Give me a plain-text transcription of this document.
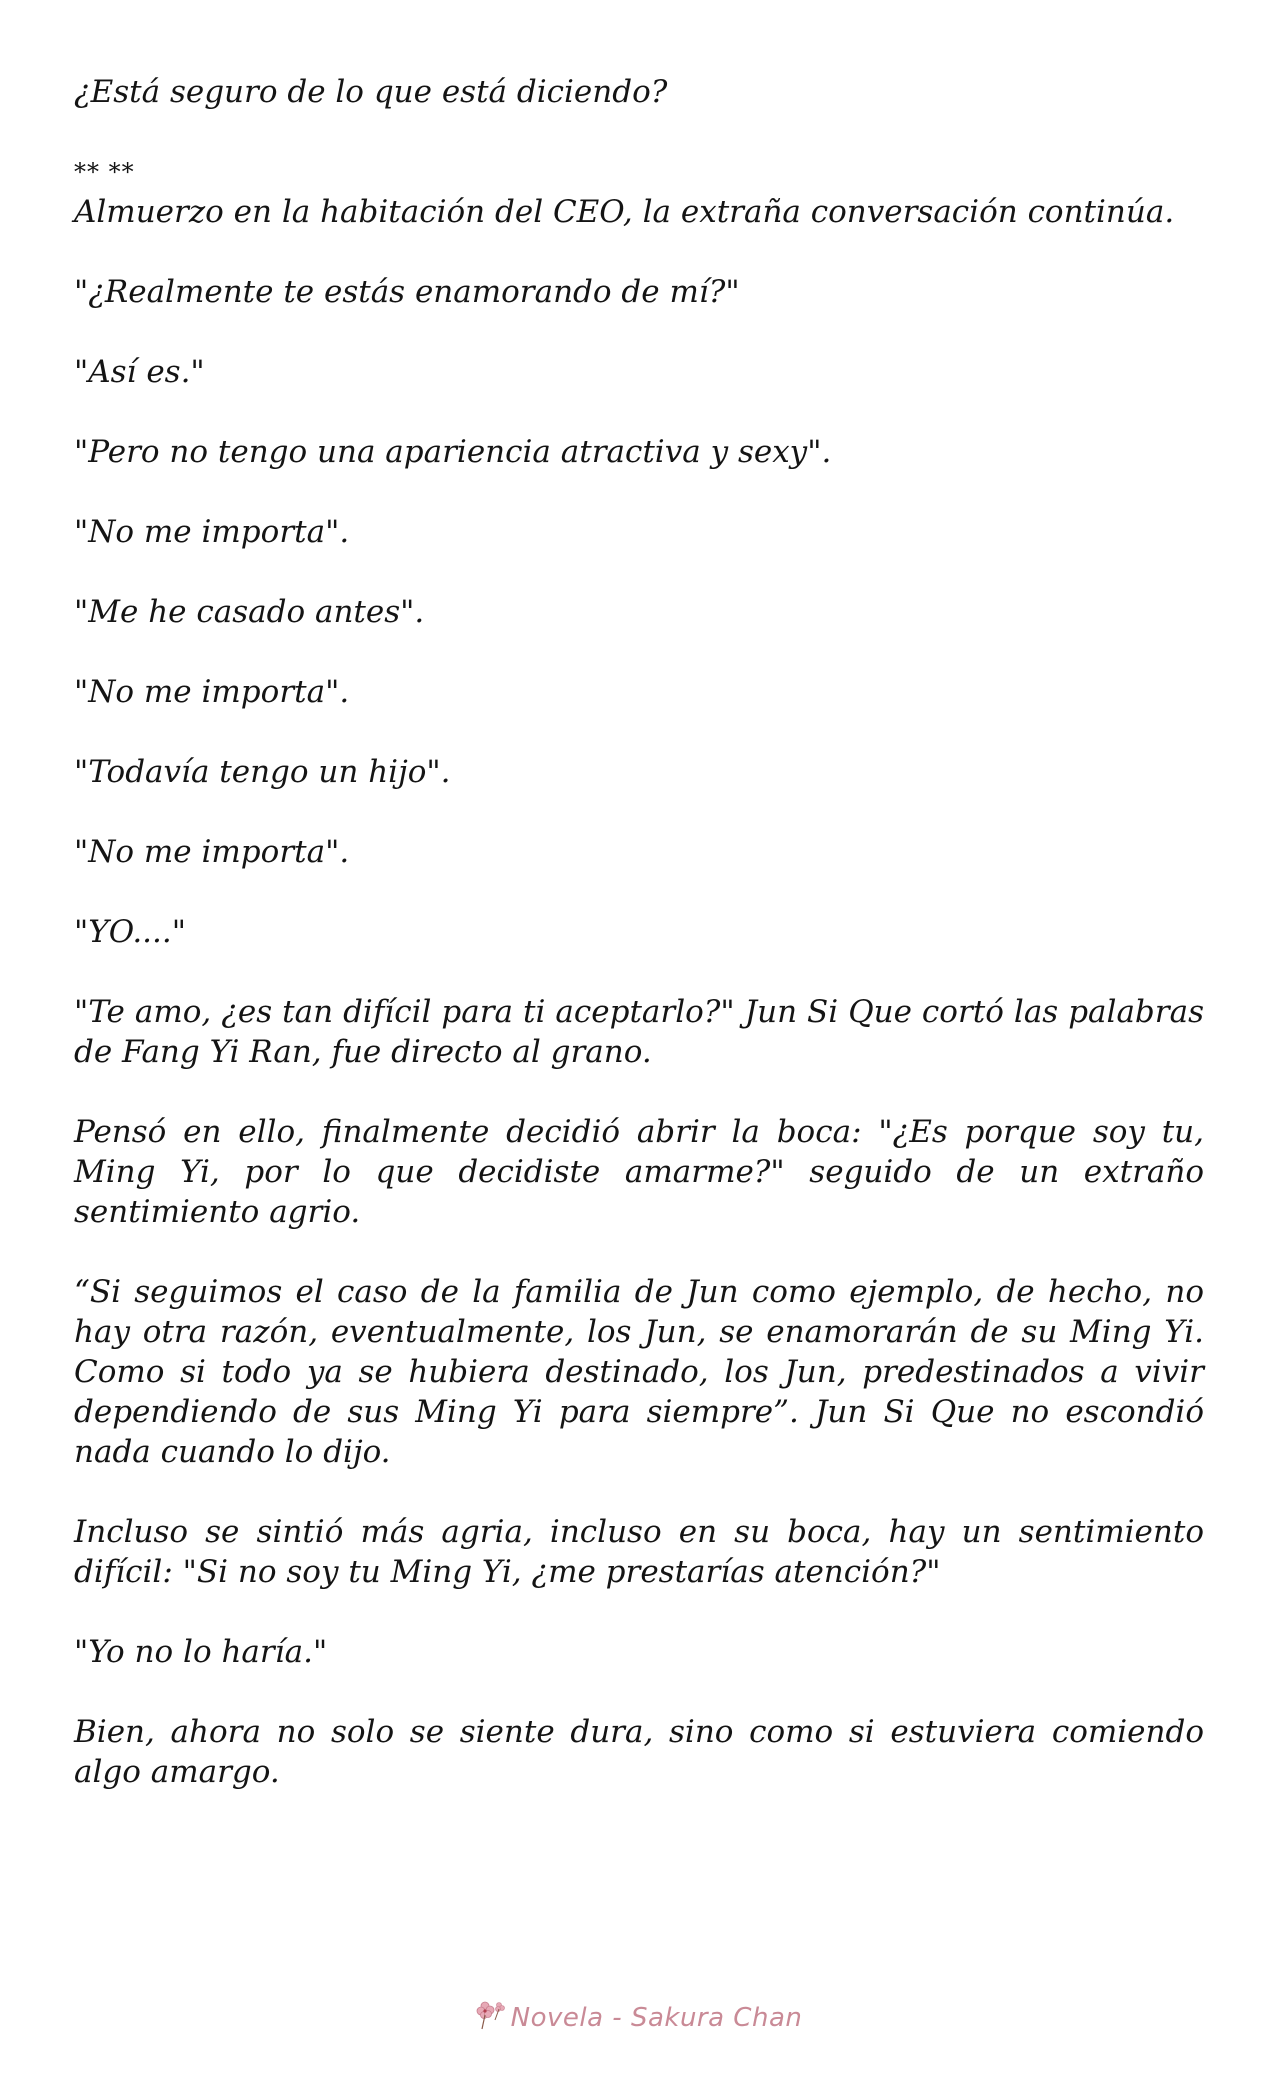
¿Está seguro de lo que está diciendo?

** **

Almuerzo en la habitación del CEO, la extraña conversación continúa.

"¿Realmente te estás enamorando de mí?"

"Así es."

"Pero no tengo una apariencia atractiva y sexy".

"No me importa".

"Me he casado antes".

"No me importa".

"Todavía tengo un hijo".

"No me importa".

"YO...."

"Te amo, ¿es tan difícil para ti aceptarlo?" Jun Si Que cortó las palabras de Fang Yi Ran, fue directo al grano.

Pensó en ello, finalmente decidió abrir la boca: "¿Es porque soy tu, Ming Yi, por lo que decidiste amarme?" seguido de un extraño sentimiento agrio.

“Si seguimos el caso de la familia de Jun como ejemplo, de hecho, no hay otra razón, eventualmente, los Jun, se enamorarán de su Ming Yi. Como si todo ya se hubiera destinado, los Jun, predestinados a vivir dependiendo de sus Ming Yi para siempre”. Jun Si Que no escondió nada cuando lo dijo.

Incluso se sintió más agria, incluso en su boca, hay un sentimiento difícil: "Si no soy tu Ming Yi, ¿me prestarías atención?"

"Yo no lo haría."

Bien, ahora no solo se siente dura, sino como si estuviera comiendo algo amargo.

Novela - Sakura Chan
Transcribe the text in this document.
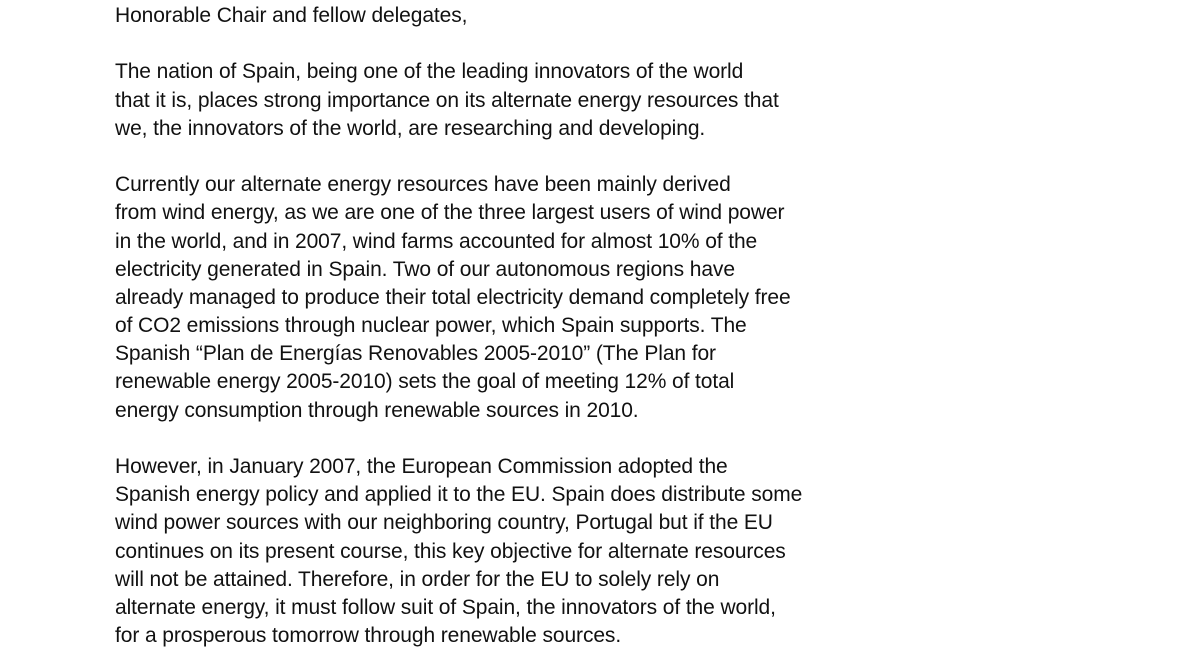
Honorable Chair and fellow delegates,
The nation of Spain, being one of the leading innovators of the world
that it is, places strong importance on its alternate energy resources that
we, the innovators of the world, are researching and developing.
Currently our alternate energy resources have been mainly derived
from wind energy, as we are one of the three largest users of wind power
in the world, and in 2007, wind farms accounted for almost 10% of the
electricity generated in Spain. Two of our autonomous regions have
already managed to produce their total electricity demand completely free
of CO2 emissions through nuclear power, which Spain supports. The
Spanish “Plan de Energías Renovables 2005-2010” (The Plan for
renewable energy 2005-2010) sets the goal of meeting 12% of total
energy consumption through renewable sources in 2010.
However, in January 2007, the European Commission adopted the
Spanish energy policy and applied it to the EU. Spain does distribute some
wind power sources with our neighboring country, Portugal but if the EU
continues on its present course, this key objective for alternate resources
will not be attained. Therefore, in order for the EU to solely rely on
alternate energy, it must follow suit of Spain, the innovators of the world,
for a prosperous tomorrow through renewable sources.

### WHAT YOU ARE ASKED TO DO
Omit the pictures and reproduce the listing exactly.

### OUTPUT FOR THIS TASK
Give me a plain-text transcription of this document.
¿Está seguro de lo que está diciendo?

** **

Almuerzo en la habitación del CEO, la extraña conversación continúa.

"¿Realmente te estás enamorando de mí?"

"Así es."

"Pero no tengo una apariencia atractiva y sexy".

"No me importa".

"Me he casado antes".

"No me importa".

"Todavía tengo un hijo".

"No me importa".

"YO...."

"Te amo, ¿es tan difícil para ti aceptarlo?" Jun Si Que cortó las palabras de Fang Yi Ran, fue directo al grano.

Pensó en ello, finalmente decidió abrir la boca: "¿Es porque soy tu, Ming Yi, por lo que decidiste amarme?" seguido de un extraño sentimiento agrio.

“Si seguimos el caso de la familia de Jun como ejemplo, de hecho, no hay otra razón, eventualmente, los Jun, se enamorarán de su Ming Yi. Como si todo ya se hubiera destinado, los Jun, predestinados a vivir dependiendo de sus Ming Yi para siempre”. Jun Si Que no escondió nada cuando lo dijo.

Incluso se sintió más agria, incluso en su boca, hay un sentimiento difícil: "Si no soy tu Ming Yi, ¿me prestarías atención?"

"Yo no lo haría."

Bien, ahora no solo se siente dura, sino como si estuviera comiendo algo amargo.

Novela - Sakura Chan
Transcribe the text in this document.
Honorable Chair and fellow delegates,
The nation of Spain, being one of the leading innovators of the world
that it is, places strong importance on its alternate energy resources that
we, the innovators of the world, are researching and developing.
Currently our alternate energy resources have been mainly derived
from wind energy, as we are one of the three largest users of wind power
in the world, and in 2007, wind farms accounted for almost 10% of the
electricity generated in Spain. Two of our autonomous regions have
already managed to produce their total electricity demand completely free
of CO2 emissions through nuclear power, which Spain supports. The
Spanish “Plan de Energías Renovables 2005-2010” (The Plan for
renewable energy 2005-2010) sets the goal of meeting 12% of total
energy consumption through renewable sources in 2010.
However, in January 2007, the European Commission adopted the
Spanish energy policy and applied it to the EU. Spain does distribute some
wind power sources with our neighboring country, Portugal but if the EU
continues on its present course, this key objective for alternate resources
will not be attained. Therefore, in order for the EU to solely rely on
alternate energy, it must follow suit of Spain, the innovators of the world,
for a prosperous tomorrow through renewable sources.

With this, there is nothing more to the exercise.